**DATA**
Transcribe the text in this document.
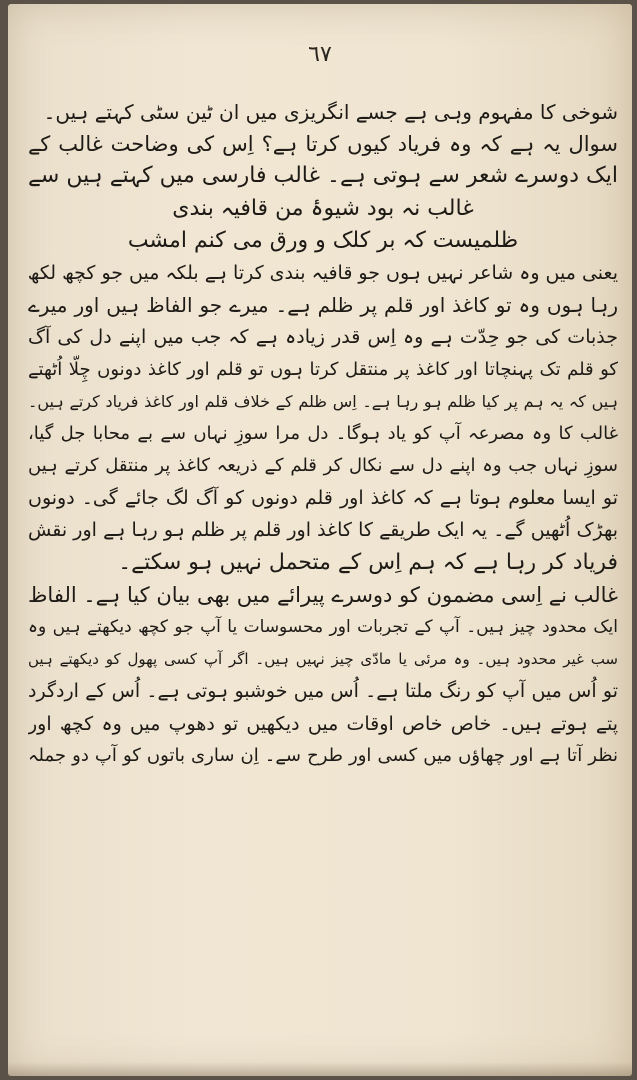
٦٧
شوخی کا مفہوم وہی ہے جسے انگریزی میں ان ٹین سٹی کہتے ہیں۔
سوال یہ ہے کہ وہ فریاد کیوں کرتا ہے؟ اِس کی وضاحت غالب کے
ایک دوسرے شعر سے ہوتی ہے۔ غالب فارسی میں کہتے ہیں سے
غالب نہ بود شیوۂ من قافیہ بندی
ظلمیست کہ بر کلک و ورق می کنم امشب
یعنی میں وہ شاعر نہیں ہوں جو قافیہ بندی کرتا ہے بلکہ میں جو کچھ لکھ
رہا ہوں وہ تو کاغذ اور قلم پر ظلم ہے۔ میرے جو الفاظ ہیں اور میرے
جذبات کی جو حِدّت ہے وہ اِس قدر زیادہ ہے کہ جب میں اپنے دل کی آگ
کو قلم تک پہنچاتا اور کاغذ پر منتقل کرتا ہوں تو قلم اور کاغذ دونوں چِلّا اُٹھتے
ہیں کہ یہ ہم پر کیا ظلم ہو رہا ہے۔ اِس ظلم کے خلاف قلم اور کاغذ فریاد کرتے ہیں۔
غالب کا وہ مصرعہ آپ کو یاد ہوگا۔ دل مرا سوزِ نہاں سے بے محابا جل گیا،
سوزِ نہاں جب وہ اپنے دل سے نکال کر قلم کے ذریعہ کاغذ پر منتقل کرتے ہیں
تو ایسا معلوم ہوتا ہے کہ کاغذ اور قلم دونوں کو آگ لگ جائے گی۔ دونوں
بھڑک اُٹھیں گے۔ یہ ایک طریقے کا کاغذ اور قلم پر ظلم ہو رہا ہے اور نقش
فریاد کر رہا ہے کہ ہم اِس کے متحمل نہیں ہو سکتے۔
غالب نے اِسی مضمون کو دوسرے پیرائے میں بھی بیان کیا ہے۔ الفاظ
ایک محدود چیز ہیں۔ آپ کے تجربات اور محسوسات یا آپ جو کچھ دیکھتے ہیں وہ
سب غیر محدود ہیں۔ وہ مرئی یا مادّی چیز نہیں ہیں۔ اگر آپ کسی پھول کو دیکھتے ہیں
تو اُس میں آپ کو رنگ ملتا ہے۔ اُس میں خوشبو ہوتی ہے۔ اُس کے اردگرد
پتے ہوتے ہیں۔ خاص خاص اوقات میں دیکھیں تو دھوپ میں وہ کچھ اور
نظر آتا ہے اور چھاؤں میں کسی اور طرح سے۔ اِن ساری باتوں کو آپ دو جملہ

**WHAT THIS TASK INVOLVES**
Images do not belong in the copy; reproduce all other parts of the records above verbatim.

**EXERCISE ANSWER**
Transcribe the text in this document.
٦٧
شوخی کا مفہوم وہی ہے جسے انگریزی میں ان ٹین سٹی کہتے ہیں۔
سوال یہ ہے کہ وہ فریاد کیوں کرتا ہے؟ اِس کی وضاحت غالب کے
ایک دوسرے شعر سے ہوتی ہے۔ غالب فارسی میں کہتے ہیں سے
غالب نہ بود شیوۂ من قافیہ بندی
ظلمیست کہ بر کلک و ورق می کنم امشب
یعنی میں وہ شاعر نہیں ہوں جو قافیہ بندی کرتا ہے بلکہ میں جو کچھ لکھ
رہا ہوں وہ تو کاغذ اور قلم پر ظلم ہے۔ میرے جو الفاظ ہیں اور میرے
جذبات کی جو حِدّت ہے وہ اِس قدر زیادہ ہے کہ جب میں اپنے دل کی آگ
کو قلم تک پہنچاتا اور کاغذ پر منتقل کرتا ہوں تو قلم اور کاغذ دونوں چِلّا اُٹھتے
ہیں کہ یہ ہم پر کیا ظلم ہو رہا ہے۔ اِس ظلم کے خلاف قلم اور کاغذ فریاد کرتے ہیں۔
غالب کا وہ مصرعہ آپ کو یاد ہوگا۔ دل مرا سوزِ نہاں سے بے محابا جل گیا،
سوزِ نہاں جب وہ اپنے دل سے نکال کر قلم کے ذریعہ کاغذ پر منتقل کرتے ہیں
تو ایسا معلوم ہوتا ہے کہ کاغذ اور قلم دونوں کو آگ لگ جائے گی۔ دونوں
بھڑک اُٹھیں گے۔ یہ ایک طریقے کا کاغذ اور قلم پر ظلم ہو رہا ہے اور نقش
فریاد کر رہا ہے کہ ہم اِس کے متحمل نہیں ہو سکتے۔
غالب نے اِسی مضمون کو دوسرے پیرائے میں بھی بیان کیا ہے۔ الفاظ
ایک محدود چیز ہیں۔ آپ کے تجربات اور محسوسات یا آپ جو کچھ دیکھتے ہیں وہ
سب غیر محدود ہیں۔ وہ مرئی یا مادّی چیز نہیں ہیں۔ اگر آپ کسی پھول کو دیکھتے ہیں
تو اُس میں آپ کو رنگ ملتا ہے۔ اُس میں خوشبو ہوتی ہے۔ اُس کے اردگرد
پتے ہوتے ہیں۔ خاص خاص اوقات میں دیکھیں تو دھوپ میں وہ کچھ اور
نظر آتا ہے اور چھاؤں میں کسی اور طرح سے۔ اِن ساری باتوں کو آپ دو جملہ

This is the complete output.